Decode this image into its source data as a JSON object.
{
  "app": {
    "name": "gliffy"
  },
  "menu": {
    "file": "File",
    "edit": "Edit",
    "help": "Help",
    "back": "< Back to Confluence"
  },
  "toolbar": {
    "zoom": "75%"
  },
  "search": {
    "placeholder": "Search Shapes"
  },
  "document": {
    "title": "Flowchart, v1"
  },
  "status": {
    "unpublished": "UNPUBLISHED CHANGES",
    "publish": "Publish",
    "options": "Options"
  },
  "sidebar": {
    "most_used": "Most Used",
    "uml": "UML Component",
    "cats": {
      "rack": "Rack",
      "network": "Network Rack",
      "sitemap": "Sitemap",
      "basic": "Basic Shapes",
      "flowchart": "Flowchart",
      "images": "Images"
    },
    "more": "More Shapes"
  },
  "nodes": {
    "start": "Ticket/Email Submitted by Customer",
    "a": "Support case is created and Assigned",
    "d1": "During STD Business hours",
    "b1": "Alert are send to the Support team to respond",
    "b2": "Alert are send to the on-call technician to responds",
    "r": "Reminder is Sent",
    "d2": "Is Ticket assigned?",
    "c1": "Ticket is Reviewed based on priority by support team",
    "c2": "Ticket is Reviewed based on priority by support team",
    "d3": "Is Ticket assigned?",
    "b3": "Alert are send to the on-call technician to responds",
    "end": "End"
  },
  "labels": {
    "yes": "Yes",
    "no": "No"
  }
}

- **Written instruction**
Print the whole listing again, exactly.

- **Correct answer**
Decode this image into its source data as a JSON object.
{
  "app": {
    "name": "gliffy"
  },
  "menu": {
    "file": "File",
    "edit": "Edit",
    "help": "Help",
    "back": "< Back to Confluence"
  },
  "toolbar": {
    "zoom": "75%"
  },
  "search": {
    "placeholder": "Search Shapes"
  },
  "document": {
    "title": "Flowchart, v1"
  },
  "status": {
    "unpublished": "UNPUBLISHED CHANGES",
    "publish": "Publish",
    "options": "Options"
  },
  "sidebar": {
    "most_used": "Most Used",
    "uml": "UML Component",
    "cats": {
      "rack": "Rack",
      "network": "Network Rack",
      "sitemap": "Sitemap",
      "basic": "Basic Shapes",
      "flowchart": "Flowchart",
      "images": "Images"
    },
    "more": "More Shapes"
  },
  "nodes": {
    "start": "Ticket/Email Submitted by Customer",
    "a": "Support case is created and Assigned",
    "d1": "During STD Business hours",
    "b1": "Alert are send to the Support team to respond",
    "b2": "Alert are send to the on-call technician to responds",
    "r": "Reminder is Sent",
    "d2": "Is Ticket assigned?",
    "c1": "Ticket is Reviewed based on priority by support team",
    "c2": "Ticket is Reviewed based on priority by support team",
    "d3": "Is Ticket assigned?",
    "b3": "Alert are send to the on-call technician to responds",
    "end": "End"
  },
  "labels": {
    "yes": "Yes",
    "no": "No"
  }
}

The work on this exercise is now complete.